Task details:
Format every line from the one containing "vip-card-subtitle: 积分商城上线 bbox=[464, 1062, 579, 1084]" down to the one containing "points-card[interactable]: 我的积 bbox=[656, 1012, 739, 1108]", both included, as a Markdown table with the columns Row and Item line, numbering each row and leaving out blank lines.

───── Recorded information ─────

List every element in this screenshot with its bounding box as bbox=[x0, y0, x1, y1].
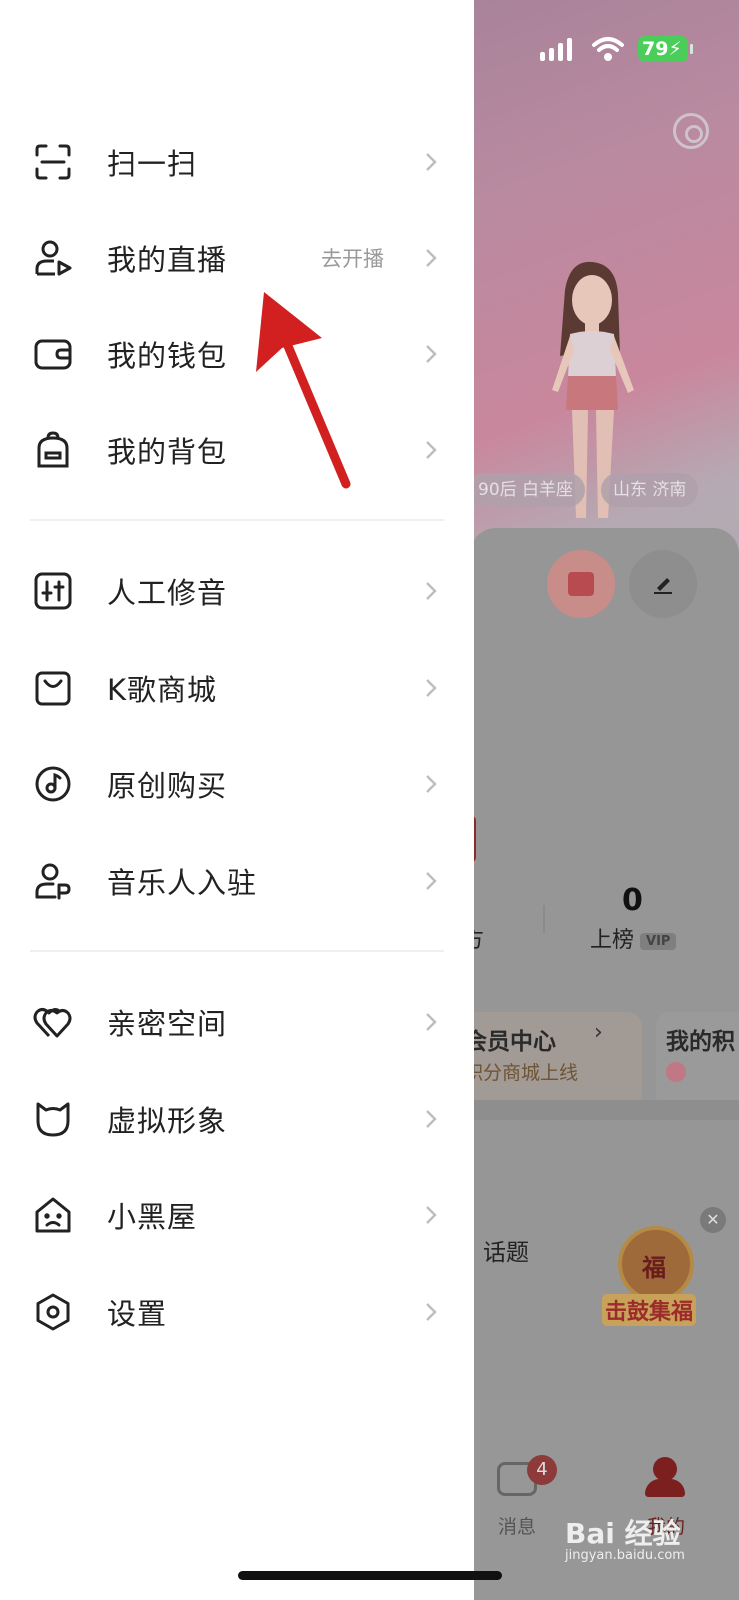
vip-card-subtitle: 积分商城上线 bbox=[464, 1062, 579, 1084]
menu-label: 我的钱包 bbox=[107, 339, 228, 373]
music-disc-icon bbox=[33, 764, 73, 804]
side-drawer-menu: 扫一扫 我的直播 去开播 我的钱包 我的背包 人工修音 K歌商城 原创购买 音乐… bbox=[0, 0, 474, 1600]
pencil-icon bbox=[654, 578, 672, 594]
menu-item-my-live[interactable]: 我的直播 去开播 bbox=[0, 210, 474, 306]
menu-item-scan[interactable]: 扫一扫 bbox=[0, 114, 474, 210]
chevron-right-icon bbox=[426, 1206, 437, 1224]
bottom-navigation bbox=[470, 1400, 739, 1600]
menu-label: 我的直播 bbox=[107, 243, 228, 277]
vip-center-card[interactable]: 会员中心 › 积分商城上线 bbox=[460, 1012, 642, 1108]
stat-label-row: 上榜 VIP bbox=[590, 922, 677, 954]
cellular-signal-icon bbox=[540, 37, 572, 61]
menu-item-musician-join[interactable]: 音乐人入驻 bbox=[0, 833, 474, 929]
hearts-icon bbox=[33, 1002, 73, 1042]
annotation-arrow-icon bbox=[256, 292, 351, 489]
baidu-watermark: Bai 经验 jingyan.baidu.com bbox=[565, 1517, 685, 1563]
chevron-right-icon bbox=[426, 249, 437, 267]
message-count-badge: 4 bbox=[527, 1455, 557, 1485]
shopping-bag-icon bbox=[33, 668, 73, 708]
edit-profile-button[interactable] bbox=[629, 550, 697, 618]
menu-item-blacklist[interactable]: 小黑屋 bbox=[0, 1167, 474, 1263]
promo-text: 击鼓集福 bbox=[602, 1294, 697, 1326]
promo-close-icon[interactable]: ✕ bbox=[700, 1207, 726, 1233]
cat-face-icon bbox=[33, 1099, 73, 1139]
menu-item-backpack[interactable]: 我的背包 bbox=[0, 402, 474, 498]
menu-label: 人工修音 bbox=[107, 576, 228, 610]
menu-label: 扫一扫 bbox=[107, 147, 198, 181]
menu-label: K歌商城 bbox=[107, 673, 218, 707]
menu-label: 虚拟形象 bbox=[107, 1104, 228, 1138]
chevron-right-icon bbox=[426, 775, 437, 793]
profile-tag-age: 90后 白羊座 bbox=[466, 473, 586, 507]
stat-divider bbox=[543, 905, 545, 933]
me-nav-icon[interactable] bbox=[645, 1457, 685, 1497]
points-card[interactable]: 我的积 bbox=[656, 1012, 739, 1108]
battery-level: 79 bbox=[642, 38, 669, 60]
points-card-title: 我的积 bbox=[666, 1029, 735, 1055]
menu-item-manual-tuning[interactable]: 人工修音 bbox=[0, 543, 474, 639]
chevron-right-icon bbox=[426, 153, 437, 171]
watermark-url: jingyan.baidu.com bbox=[565, 1548, 685, 1563]
scan-icon bbox=[33, 142, 73, 182]
wallet-icon bbox=[33, 334, 73, 374]
menu-item-virtual-avatar[interactable]: 虚拟形象 bbox=[0, 1071, 474, 1167]
settings-hex-icon bbox=[33, 1292, 73, 1332]
vip-card-chevron-icon: › bbox=[594, 1020, 603, 1045]
backpack-icon bbox=[33, 430, 73, 470]
menu-label: 我的背包 bbox=[107, 435, 228, 469]
menu-item-original-purchase[interactable]: 原创购买 bbox=[0, 736, 474, 832]
chevron-right-icon bbox=[426, 1110, 437, 1128]
vip-badge: VIP bbox=[640, 932, 677, 950]
stat-label: 上榜 bbox=[590, 928, 635, 953]
equalizer-icon bbox=[33, 571, 73, 611]
menu-item-settings[interactable]: 设置 bbox=[0, 1264, 474, 1360]
menu-label: 原创购买 bbox=[107, 769, 228, 803]
vip-card-title: 会员中心 bbox=[464, 1029, 556, 1055]
live-user-icon bbox=[33, 238, 73, 278]
musician-icon bbox=[33, 861, 73, 901]
menu-label: 音乐人入驻 bbox=[107, 866, 258, 900]
chevron-right-icon bbox=[426, 582, 437, 600]
sad-house-icon bbox=[33, 1195, 73, 1235]
avatar-rotate-icon[interactable] bbox=[673, 113, 709, 149]
wifi-icon bbox=[592, 37, 624, 61]
menu-label: 亲密空间 bbox=[107, 1007, 228, 1041]
menu-divider bbox=[30, 950, 444, 952]
nav-messages-label[interactable]: 消息 bbox=[498, 1512, 536, 1539]
stat-value: 0 bbox=[622, 883, 643, 918]
chevron-right-icon bbox=[426, 441, 437, 459]
home-indicator bbox=[238, 1571, 502, 1580]
promo-drum-banner[interactable]: 福 击鼓集福 bbox=[602, 1218, 710, 1326]
profile-tag-location: 山东 济南 bbox=[601, 473, 699, 507]
topic-label[interactable]: 话题 bbox=[483, 1233, 529, 1267]
menu-item-intimate-space[interactable]: 亲密空间 bbox=[0, 974, 474, 1070]
battery-indicator: 79⚡ bbox=[638, 36, 693, 62]
shop-button[interactable] bbox=[547, 550, 615, 618]
menu-item-k-song-mall[interactable]: K歌商城 bbox=[0, 640, 474, 736]
menu-label: 小黑屋 bbox=[107, 1200, 198, 1234]
music-note-icon bbox=[666, 1062, 686, 1082]
chevron-right-icon bbox=[426, 345, 437, 363]
chevron-right-icon bbox=[426, 679, 437, 697]
chevron-right-icon bbox=[426, 1303, 437, 1321]
menu-label: 设置 bbox=[107, 1297, 168, 1331]
chevron-right-icon bbox=[426, 872, 437, 890]
menu-item-wallet[interactable]: 我的钱包 bbox=[0, 306, 474, 402]
menu-divider bbox=[30, 519, 444, 521]
go-live-hint: 去开播 bbox=[321, 247, 384, 271]
chevron-right-icon bbox=[426, 1013, 437, 1031]
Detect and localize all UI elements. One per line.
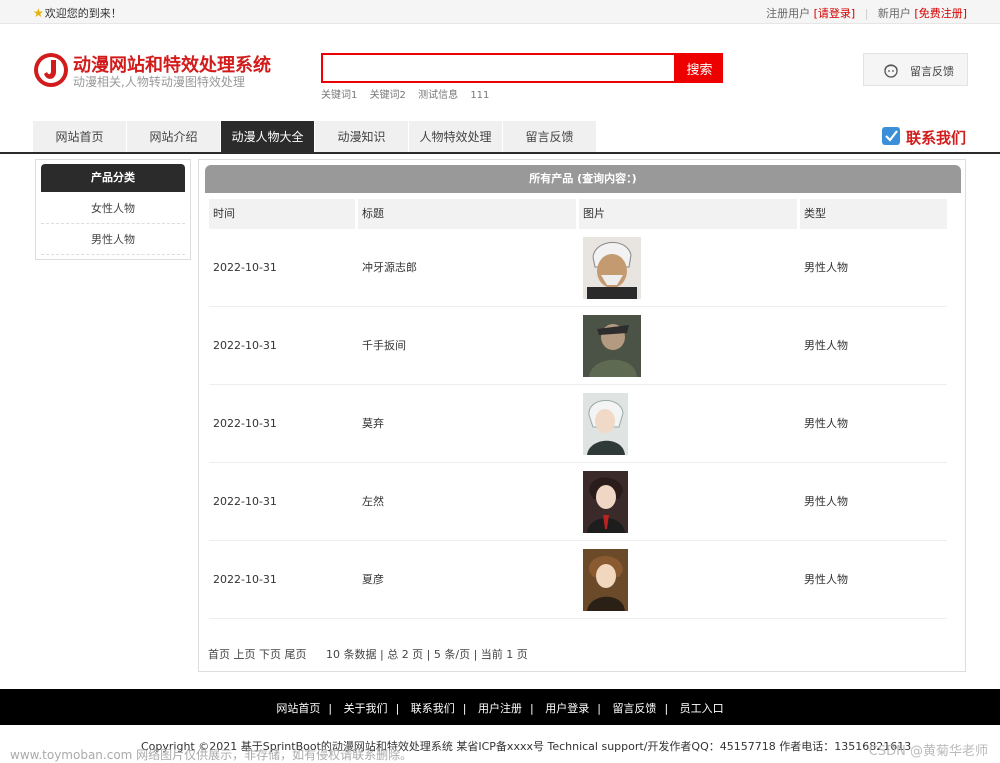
row-date: 2022-10-31	[213, 261, 277, 274]
footer-bar: 网站首页 | 关于我们 | 联系我们 | 用户注册 | 用户登录 | 留言反馈 | 员工入口	[0, 689, 1000, 725]
search-button[interactable]: 搜索	[676, 53, 723, 83]
column-header: 时间	[209, 199, 355, 229]
table-header: 时间 标题 图片 类型	[209, 199, 947, 229]
top-bar: ★欢迎您的到来！ 注册用户 [请登录] | 新用户 [免费注册]	[0, 0, 1000, 24]
row-type: 男性人物	[804, 573, 848, 586]
hot-keywords: 关键词1 关键词2 测试信息 111	[321, 86, 498, 101]
search-input[interactable]	[321, 53, 676, 83]
footer-link-login[interactable]: 用户登录	[545, 702, 589, 715]
footer-link-contact[interactable]: 联系我们	[411, 702, 455, 715]
site-logo-icon	[34, 53, 68, 87]
row-title[interactable]: 冲牙源志郎	[358, 229, 417, 307]
pager-last[interactable]: 尾页	[285, 648, 307, 661]
row-title[interactable]: 左然	[358, 463, 384, 541]
table-row: 2022-10-31 莫弃 男性人物	[209, 385, 947, 463]
site-subtitle: 动漫相关,人物转动漫图特效处理	[73, 75, 245, 89]
pager-summary: 10 条数据 | 总 2 页 | 5 条/页 | 当前 1 页	[326, 648, 528, 661]
row-date: 2022-10-31	[213, 495, 277, 508]
footer-link-staff[interactable]: 员工入口	[680, 702, 724, 715]
pager-first[interactable]: 首页	[208, 648, 230, 661]
tab-characters[interactable]: 动漫人物大全	[221, 121, 315, 153]
row-type: 男性人物	[804, 261, 848, 274]
row-title[interactable]: 夏彦	[358, 541, 384, 619]
product-panel: 所有产品 (查询内容：) 时间 标题 图片 类型 2022-10-31 冲牙源志…	[198, 159, 966, 672]
tab-home[interactable]: 网站首页	[33, 121, 127, 153]
keyword-link[interactable]: 关键词1	[321, 90, 357, 101]
tab-intro[interactable]: 网站介绍	[127, 121, 221, 153]
tab-effects[interactable]: 人物特效处理	[409, 121, 503, 153]
footer-link-register[interactable]: 用户注册	[478, 702, 522, 715]
table-row: 2022-10-31 冲牙源志郎 男性人物	[209, 229, 947, 307]
welcome-text: ★欢迎您的到来！	[33, 6, 122, 20]
star-icon: ★	[33, 6, 44, 20]
keyword-link[interactable]: 关键词2	[370, 90, 406, 101]
headset-icon	[884, 64, 898, 78]
row-date: 2022-10-31	[213, 417, 277, 430]
column-header: 标题	[358, 199, 576, 229]
sidebar-item-male[interactable]: 男性人物	[41, 225, 185, 255]
column-header: 图片	[579, 199, 797, 229]
keyword-link[interactable]: 111	[470, 90, 489, 101]
free-register-link[interactable]: [免费注册]	[914, 7, 967, 20]
character-thumbnail[interactable]	[583, 393, 628, 455]
row-date: 2022-10-31	[213, 573, 277, 586]
footer-link-about[interactable]: 关于我们	[344, 702, 388, 715]
row-type: 男性人物	[804, 339, 848, 352]
character-thumbnail[interactable]	[583, 315, 641, 377]
footer-link-home[interactable]: 网站首页	[276, 702, 320, 715]
login-link[interactable]: [请登录]	[814, 7, 856, 20]
pager-prev[interactable]: 上页	[234, 648, 256, 661]
character-thumbnail[interactable]	[583, 549, 628, 611]
watermark-right: CSDN @黄菊华老师	[868, 744, 988, 759]
watermark-left: www.toymoban.com 网络图片仅供展示，非存储，如有侵权请联系删除。	[10, 748, 413, 762]
character-thumbnail[interactable]	[583, 237, 641, 299]
row-type: 男性人物	[804, 495, 848, 508]
contact-check-icon	[882, 127, 900, 145]
character-thumbnail[interactable]	[583, 471, 628, 533]
pager-next[interactable]: 下页	[259, 648, 281, 661]
row-title[interactable]: 莫弃	[358, 385, 384, 463]
account-links: 注册用户 [请登录] | 新用户 [免费注册]	[766, 7, 967, 20]
pagination: 首页 上页 下页 尾页 10 条数据 | 总 2 页 | 5 条/页 | 当前 …	[208, 646, 528, 662]
nav-divider	[0, 152, 1000, 154]
row-type: 男性人物	[804, 417, 848, 430]
keyword-link[interactable]: 测试信息	[418, 90, 458, 101]
table-row: 2022-10-31 左然 男性人物	[209, 463, 947, 541]
column-header: 类型	[800, 199, 947, 229]
table-row: 2022-10-31 千手扳间 男性人物	[209, 307, 947, 385]
footer-link-feedback[interactable]: 留言反馈	[612, 702, 656, 715]
tab-feedback[interactable]: 留言反馈	[503, 121, 597, 153]
row-date: 2022-10-31	[213, 339, 277, 352]
sidebar-item-female[interactable]: 女性人物	[41, 194, 185, 224]
sidebar-title: 产品分类	[41, 164, 185, 192]
feedback-button[interactable]: 留言反馈	[863, 53, 968, 86]
footer-links: 网站首页 | 关于我们 | 联系我们 | 用户注册 | 用户登录 | 留言反馈 | 员工入口	[276, 702, 724, 715]
main-nav: 网站首页 网站介绍 动漫人物大全 动漫知识 人物特效处理 留言反馈	[33, 121, 597, 153]
table-row: 2022-10-31 夏彦 男性人物	[209, 541, 947, 619]
tab-knowledge[interactable]: 动漫知识	[315, 121, 409, 153]
category-sidebar: 产品分类 女性人物 男性人物	[35, 159, 191, 260]
panel-title: 所有产品 (查询内容：)	[205, 165, 961, 193]
row-title[interactable]: 千手扳间	[358, 307, 406, 385]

─────

Task solution:
| Row | Item line |
|---|---|
| 1 | vip-card-subtitle: 积分商城上线 bbox=[464, 1062, 579, 1084] |
| 2 | menu-label: 我的钱包 bbox=[107, 339, 228, 373] |
| 3 | music-disc-icon bbox=[33, 764, 73, 804] |
| 4 | side-drawer-menu: 扫一扫 我的直播 去开播 我的钱包 我的背包 人工修音 K歌商城 原创购买 音乐… bbox=[0, 0, 474, 1600] |
| 5 | pencil-icon bbox=[654, 578, 672, 594] |
| 6 | menu-item-my-live[interactable]: 我的直播 去开播 bbox=[0, 210, 474, 306] |
| 7 | menu-item-scan[interactable]: 扫一扫 bbox=[0, 114, 474, 210] |
| 8 | chevron-right-icon bbox=[426, 1206, 437, 1224] |
| 9 | bottom-navigation bbox=[470, 1400, 739, 1600] |
| 10 | menu-label: 我的直播 bbox=[107, 243, 228, 277] |
| 11 | vip-center-card[interactable]: 会员中心 › 积分商城上线 bbox=[460, 1012, 642, 1108] |
| 12 | stat-label-row: 上榜 VIP bbox=[590, 922, 677, 954] |
| 13 | cellular-signal-icon bbox=[540, 37, 572, 61] |
| 14 | menu-item-musician-join[interactable]: 音乐人入驻 bbox=[0, 833, 474, 929] |
| 15 | hearts-icon bbox=[33, 1002, 73, 1042] |
| 16 | annotation-arrow-icon bbox=[256, 292, 351, 489] |
| 17 | baidu-watermark: Bai 经验 jingyan.baidu.com bbox=[565, 1517, 685, 1563] |
| 18 | chevron-right-icon bbox=[426, 249, 437, 267] |
| 19 | message-count-badge: 4 bbox=[527, 1455, 557, 1485] |
| 20 | shopping-bag-icon bbox=[33, 668, 73, 708] |
| 21 | edit-profile-button[interactable] bbox=[629, 550, 697, 618] |
| 22 | menu-item-blacklist[interactable]: 小黑屋 bbox=[0, 1167, 474, 1263] |
| 23 | promo-text: 击鼓集福 bbox=[602, 1294, 697, 1326] |
| 24 | promo-close-icon[interactable]: ✕ bbox=[700, 1207, 726, 1233] |
| 25 | cat-face-icon bbox=[33, 1099, 73, 1139] |
| 26 | menu-item-backpack[interactable]: 我的背包 bbox=[0, 402, 474, 498] |
| 27 | menu-label: 人工修音 bbox=[107, 576, 228, 610] |
| 28 | menu-label: 扫一扫 bbox=[107, 147, 198, 181] |
| 29 | menu-label: K歌商城 bbox=[107, 673, 218, 707] |
| 30 | menu-label: 虚拟形象 bbox=[107, 1104, 228, 1138] |
| 31 | chevron-right-icon bbox=[426, 775, 437, 793] |
| 32 | profile-tag-age: 90后 白羊座 bbox=[466, 473, 586, 507] |
| 33 | stat-divider bbox=[543, 905, 545, 933] |
| 34 | me-nav-icon[interactable] bbox=[645, 1457, 685, 1497] |
| 35 | points-card[interactable]: 我的积 bbox=[656, 1012, 739, 1108] |